(Items from a dataset)
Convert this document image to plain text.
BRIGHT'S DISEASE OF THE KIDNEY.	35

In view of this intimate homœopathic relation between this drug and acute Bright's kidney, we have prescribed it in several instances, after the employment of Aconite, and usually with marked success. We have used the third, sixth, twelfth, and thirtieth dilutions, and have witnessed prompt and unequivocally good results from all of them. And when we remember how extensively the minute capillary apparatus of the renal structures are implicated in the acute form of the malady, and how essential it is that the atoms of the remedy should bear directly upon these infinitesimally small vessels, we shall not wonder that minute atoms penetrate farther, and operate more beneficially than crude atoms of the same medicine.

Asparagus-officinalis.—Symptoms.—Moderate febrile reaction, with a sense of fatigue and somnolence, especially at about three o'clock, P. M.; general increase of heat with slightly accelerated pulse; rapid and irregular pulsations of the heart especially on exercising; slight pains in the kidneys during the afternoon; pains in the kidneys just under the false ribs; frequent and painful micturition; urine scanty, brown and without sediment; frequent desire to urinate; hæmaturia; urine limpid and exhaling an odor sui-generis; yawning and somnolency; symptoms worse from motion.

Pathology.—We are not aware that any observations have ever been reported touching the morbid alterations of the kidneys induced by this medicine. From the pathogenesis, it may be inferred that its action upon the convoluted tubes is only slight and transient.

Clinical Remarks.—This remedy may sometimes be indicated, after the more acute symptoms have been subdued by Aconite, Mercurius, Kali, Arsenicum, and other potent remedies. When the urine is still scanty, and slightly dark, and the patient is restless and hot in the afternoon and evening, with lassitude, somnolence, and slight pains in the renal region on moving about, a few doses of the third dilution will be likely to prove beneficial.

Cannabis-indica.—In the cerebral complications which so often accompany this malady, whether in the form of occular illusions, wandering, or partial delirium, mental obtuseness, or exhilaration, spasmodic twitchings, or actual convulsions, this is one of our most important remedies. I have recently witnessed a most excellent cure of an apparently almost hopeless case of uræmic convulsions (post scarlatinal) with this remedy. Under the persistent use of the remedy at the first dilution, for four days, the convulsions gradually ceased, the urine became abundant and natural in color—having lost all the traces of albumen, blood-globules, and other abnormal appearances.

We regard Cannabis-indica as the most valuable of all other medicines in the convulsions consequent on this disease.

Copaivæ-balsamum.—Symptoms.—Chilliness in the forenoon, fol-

--

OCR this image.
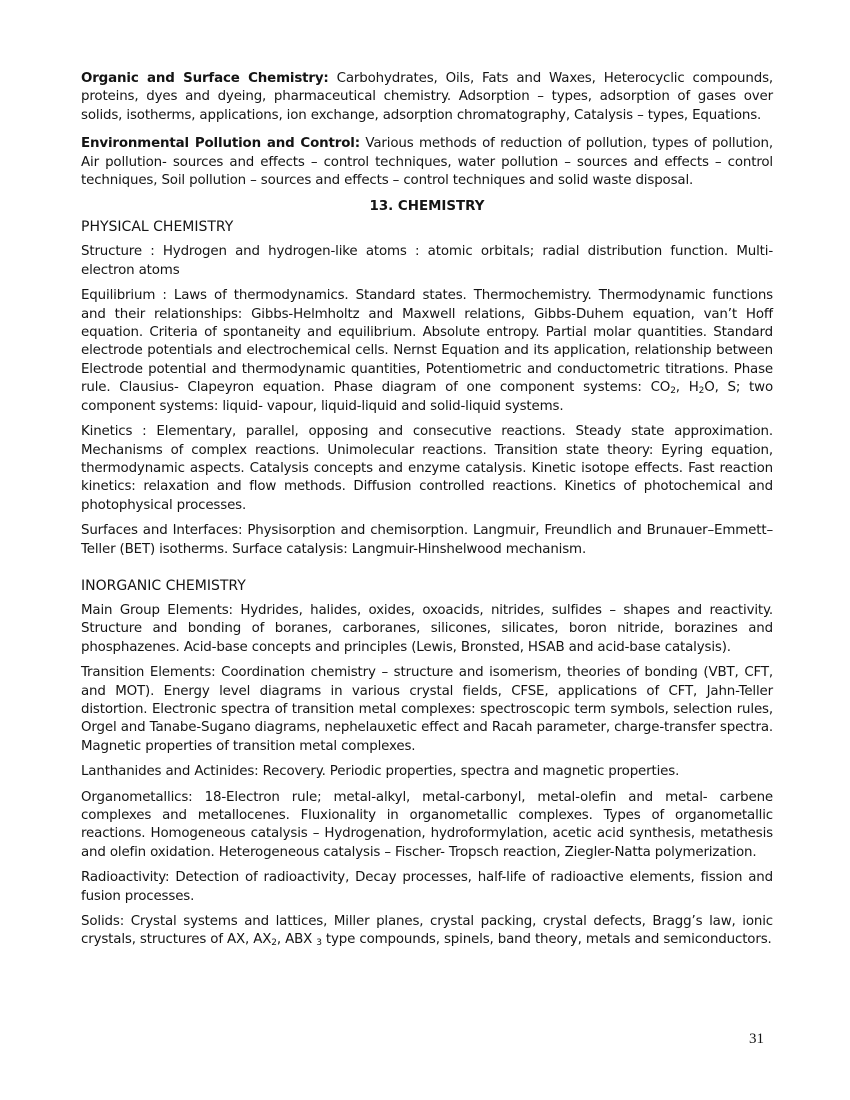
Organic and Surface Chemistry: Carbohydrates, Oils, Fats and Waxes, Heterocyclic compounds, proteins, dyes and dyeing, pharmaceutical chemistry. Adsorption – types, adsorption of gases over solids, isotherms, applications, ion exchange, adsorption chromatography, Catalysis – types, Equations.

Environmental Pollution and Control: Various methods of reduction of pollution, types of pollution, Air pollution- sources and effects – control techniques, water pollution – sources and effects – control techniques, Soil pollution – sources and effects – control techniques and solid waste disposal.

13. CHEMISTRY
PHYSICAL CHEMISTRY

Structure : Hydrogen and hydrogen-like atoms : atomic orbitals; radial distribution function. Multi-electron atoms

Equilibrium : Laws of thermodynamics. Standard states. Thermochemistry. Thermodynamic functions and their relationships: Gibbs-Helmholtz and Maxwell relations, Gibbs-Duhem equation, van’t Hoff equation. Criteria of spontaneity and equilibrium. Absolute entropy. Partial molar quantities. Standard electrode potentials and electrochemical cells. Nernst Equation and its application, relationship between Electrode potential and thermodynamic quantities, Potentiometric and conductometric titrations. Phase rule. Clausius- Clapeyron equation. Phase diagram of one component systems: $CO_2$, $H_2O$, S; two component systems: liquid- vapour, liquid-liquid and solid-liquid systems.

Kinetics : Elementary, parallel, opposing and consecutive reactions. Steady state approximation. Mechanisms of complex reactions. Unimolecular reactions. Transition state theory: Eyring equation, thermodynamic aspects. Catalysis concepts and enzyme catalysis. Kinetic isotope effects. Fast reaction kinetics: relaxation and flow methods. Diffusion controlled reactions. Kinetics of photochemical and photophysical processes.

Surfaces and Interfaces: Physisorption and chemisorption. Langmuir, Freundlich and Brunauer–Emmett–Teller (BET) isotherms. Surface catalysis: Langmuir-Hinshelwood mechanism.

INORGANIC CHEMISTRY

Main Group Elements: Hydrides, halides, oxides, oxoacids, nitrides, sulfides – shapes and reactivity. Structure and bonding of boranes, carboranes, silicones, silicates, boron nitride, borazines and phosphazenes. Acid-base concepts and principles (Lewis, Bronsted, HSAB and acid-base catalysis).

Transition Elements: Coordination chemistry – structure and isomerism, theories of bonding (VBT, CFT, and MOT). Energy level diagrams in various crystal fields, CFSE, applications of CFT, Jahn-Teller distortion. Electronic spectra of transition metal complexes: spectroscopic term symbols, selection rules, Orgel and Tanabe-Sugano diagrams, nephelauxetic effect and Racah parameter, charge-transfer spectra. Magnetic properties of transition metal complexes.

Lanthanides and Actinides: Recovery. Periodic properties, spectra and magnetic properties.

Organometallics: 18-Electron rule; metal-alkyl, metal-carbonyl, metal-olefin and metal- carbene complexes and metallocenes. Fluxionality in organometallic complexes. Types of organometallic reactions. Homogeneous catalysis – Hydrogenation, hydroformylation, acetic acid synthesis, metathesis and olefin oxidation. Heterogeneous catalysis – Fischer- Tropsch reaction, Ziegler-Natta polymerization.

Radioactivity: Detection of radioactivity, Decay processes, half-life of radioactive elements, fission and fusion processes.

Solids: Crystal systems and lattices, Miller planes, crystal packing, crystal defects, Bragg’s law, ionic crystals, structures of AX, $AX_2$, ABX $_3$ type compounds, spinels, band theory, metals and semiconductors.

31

▶ [Task instructions] What is needed is every line from the data above that includes the string "isotherms", copied out.

▶ [Reply to the task]
Organic and Surface Chemistry: Carbohydrates, Oils, Fats and Waxes, Heterocyclic compounds, proteins, dyes and dyeing, pharmaceutical chemistry. Adsorption – types, adsorption of gases over solids, isotherms, applications, ion exchange, adsorption chromatography, Catalysis – types, Equations.
Surfaces and Interfaces: Physisorption and chemisorption. Langmuir, Freundlich and Brunauer–Emmett–Teller (BET) isotherms. Surface catalysis: Langmuir-Hinshelwood mechanism.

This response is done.